##### Exercise inputs #####

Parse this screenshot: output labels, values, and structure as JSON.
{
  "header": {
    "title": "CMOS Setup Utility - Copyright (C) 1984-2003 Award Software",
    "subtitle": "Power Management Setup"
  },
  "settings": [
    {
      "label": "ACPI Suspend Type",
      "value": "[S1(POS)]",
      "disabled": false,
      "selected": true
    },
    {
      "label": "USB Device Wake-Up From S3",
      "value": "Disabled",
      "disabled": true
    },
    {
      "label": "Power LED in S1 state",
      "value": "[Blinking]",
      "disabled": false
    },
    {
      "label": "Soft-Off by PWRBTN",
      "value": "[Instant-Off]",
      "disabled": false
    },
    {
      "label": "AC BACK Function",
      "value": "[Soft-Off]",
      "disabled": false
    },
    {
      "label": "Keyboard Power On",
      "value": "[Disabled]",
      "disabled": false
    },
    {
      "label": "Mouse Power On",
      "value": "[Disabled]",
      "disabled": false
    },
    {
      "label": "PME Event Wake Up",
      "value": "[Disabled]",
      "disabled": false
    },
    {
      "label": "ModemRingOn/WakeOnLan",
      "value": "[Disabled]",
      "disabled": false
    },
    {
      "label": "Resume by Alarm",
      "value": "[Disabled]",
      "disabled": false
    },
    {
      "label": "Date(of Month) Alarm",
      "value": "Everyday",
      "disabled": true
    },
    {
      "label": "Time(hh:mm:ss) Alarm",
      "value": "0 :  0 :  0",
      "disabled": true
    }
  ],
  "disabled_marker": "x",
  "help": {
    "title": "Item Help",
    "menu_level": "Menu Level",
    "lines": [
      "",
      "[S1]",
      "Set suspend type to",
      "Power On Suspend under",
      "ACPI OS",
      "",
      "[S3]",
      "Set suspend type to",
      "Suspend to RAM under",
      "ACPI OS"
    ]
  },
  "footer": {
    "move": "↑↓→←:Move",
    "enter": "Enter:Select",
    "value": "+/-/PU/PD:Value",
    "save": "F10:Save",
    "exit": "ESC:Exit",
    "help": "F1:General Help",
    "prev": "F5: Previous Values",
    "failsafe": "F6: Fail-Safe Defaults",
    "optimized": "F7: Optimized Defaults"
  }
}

#####

## What to do
Go through the records above and set each one down exactly, please.

## Problem solution
Parse this screenshot: output labels, values, and structure as JSON.
{
  "header": {
    "title": "CMOS Setup Utility - Copyright (C) 1984-2003 Award Software",
    "subtitle": "Power Management Setup"
  },
  "settings": [
    {
      "label": "ACPI Suspend Type",
      "value": "[S1(POS)]",
      "disabled": false,
      "selected": true
    },
    {
      "label": "USB Device Wake-Up From S3",
      "value": "Disabled",
      "disabled": true
    },
    {
      "label": "Power LED in S1 state",
      "value": "[Blinking]",
      "disabled": false
    },
    {
      "label": "Soft-Off by PWRBTN",
      "value": "[Instant-Off]",
      "disabled": false
    },
    {
      "label": "AC BACK Function",
      "value": "[Soft-Off]",
      "disabled": false
    },
    {
      "label": "Keyboard Power On",
      "value": "[Disabled]",
      "disabled": false
    },
    {
      "label": "Mouse Power On",
      "value": "[Disabled]",
      "disabled": false
    },
    {
      "label": "PME Event Wake Up",
      "value": "[Disabled]",
      "disabled": false
    },
    {
      "label": "ModemRingOn/WakeOnLan",
      "value": "[Disabled]",
      "disabled": false
    },
    {
      "label": "Resume by Alarm",
      "value": "[Disabled]",
      "disabled": false
    },
    {
      "label": "Date(of Month) Alarm",
      "value": "Everyday",
      "disabled": true
    },
    {
      "label": "Time(hh:mm:ss) Alarm",
      "value": "0 :  0 :  0",
      "disabled": true
    }
  ],
  "disabled_marker": "x",
  "help": {
    "title": "Item Help",
    "menu_level": "Menu Level",
    "lines": [
      "",
      "[S1]",
      "Set suspend type to",
      "Power On Suspend under",
      "ACPI OS",
      "",
      "[S3]",
      "Set suspend type to",
      "Suspend to RAM under",
      "ACPI OS"
    ]
  },
  "footer": {
    "move": "↑↓→←:Move",
    "enter": "Enter:Select",
    "value": "+/-/PU/PD:Value",
    "save": "F10:Save",
    "exit": "ESC:Exit",
    "help": "F1:General Help",
    "prev": "F5: Previous Values",
    "failsafe": "F6: Fail-Safe Defaults",
    "optimized": "F7: Optimized Defaults"
  }
}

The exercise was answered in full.